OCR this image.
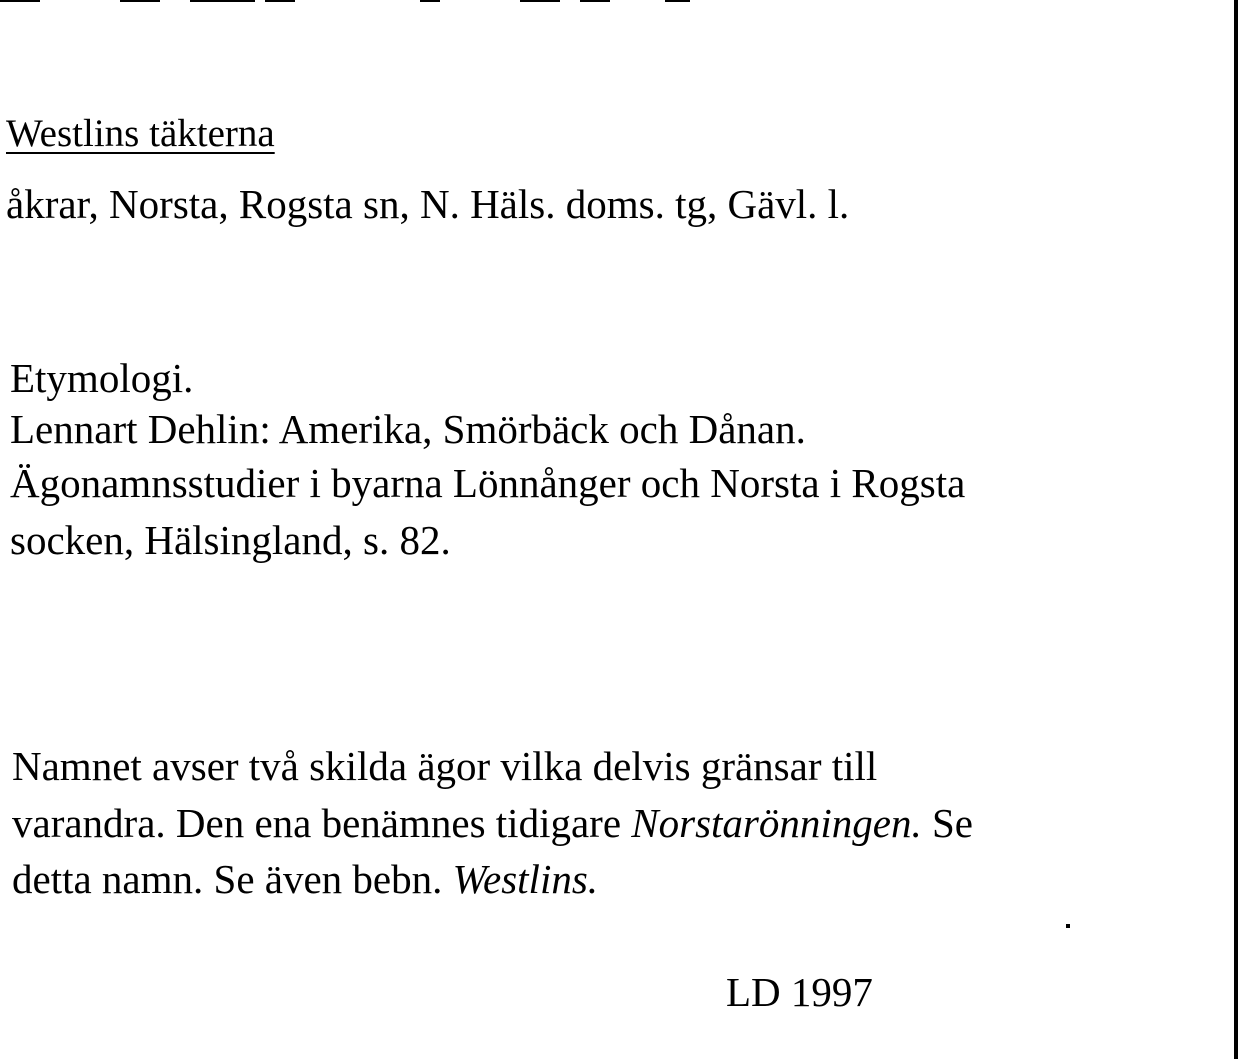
Westlins täkterna
åkrar, Norsta, Rogsta sn, N. Häls. doms. tg, Gävl. l.
Etymologi.
Lennart Dehlin: Amerika, Smörbäck och Dånan.
Ägonamnsstudier i byarna Lönnånger och Norsta i Rogsta
socken, Hälsingland, s. 82.
Namnet avser två skilda ägor vilka delvis gränsar till
varandra. Den ena benämnes tidigare Norstarönningen. Se
detta namn. Se även bebn. Westlins.
LD 1997
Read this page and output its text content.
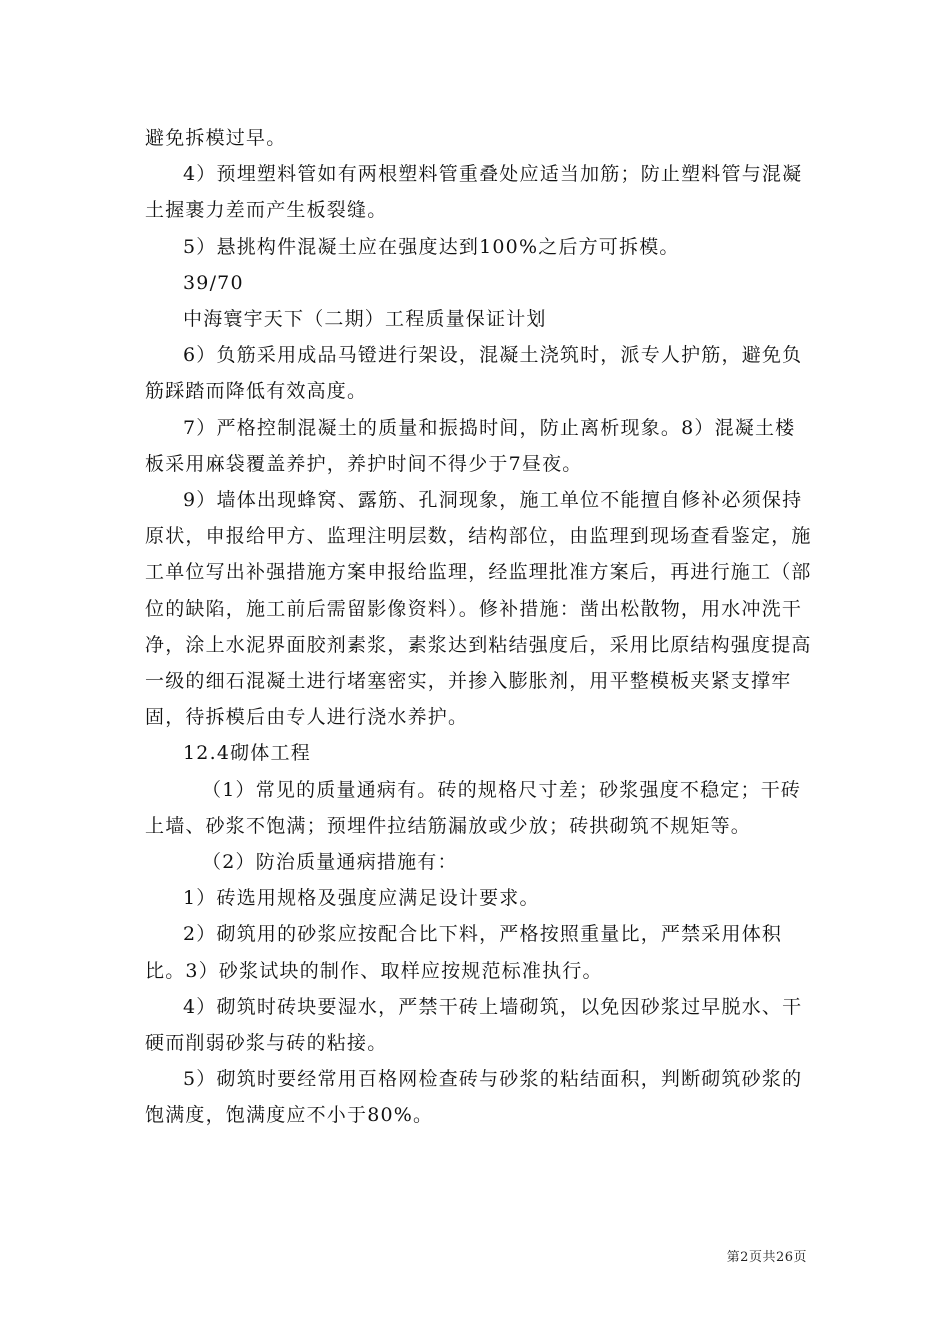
避免拆模过早。

4）预埋塑料管如有两根塑料管重叠处应适当加筋；防止塑料管与混凝土握裹力差而产生板裂缝。

5）悬挑构件混凝土应在强度达到100%之后方可拆模。

39/70

中海寰宇天下（二期）工程质量保证计划

6）负筋采用成品马镫进行架设，混凝土浇筑时，派专人护筋，避免负筋踩踏而降低有效高度。

7）严格控制混凝土的质量和振捣时间，防止离析现象。8）混凝土楼板采用麻袋覆盖养护，养护时间不得少于7昼夜。

9）墙体出现蜂窝、露筋、孔洞现象，施工单位不能擅自修补必须保持原状，申报给甲方、监理注明层数，结构部位，由监理到现场查看鉴定，施工单位写出补强措施方案申报给监理，经监理批准方案后，再进行施工（部位的缺陷，施工前后需留影像资料）。修补措施：凿出松散物，用水冲洗干净，涂上水泥界面胶剂素浆，素浆达到粘结强度后，采用比原结构强度提高一级的细石混凝土进行堵塞密实，并掺入膨胀剂，用平整模板夹紧支撑牢固，待拆模后由专人进行浇水养护。

12.4砌体工程

（1）常见的质量通病有。砖的规格尺寸差；砂浆强度不稳定；干砖上墙、砂浆不饱满；预埋件拉结筋漏放或少放；砖拱砌筑不规矩等。

（2）防治质量通病措施有：

1）砖选用规格及强度应满足设计要求。

2）砌筑用的砂浆应按配合比下料，严格按照重量比，严禁采用体积比。3）砂浆试块的制作、取样应按规范标准执行。

4）砌筑时砖块要湿水，严禁干砖上墙砌筑，以免因砂浆过早脱水、干硬而削弱砂浆与砖的粘接。

5）砌筑时要经常用百格网检查砖与砂浆的粘结面积，判断砌筑砂浆的饱满度，饱满度应不小于80%。

第2页共26页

The exercise:
Of the lines in the data above, how many contain the word "this"? Give only that figure.

Expected answer:
2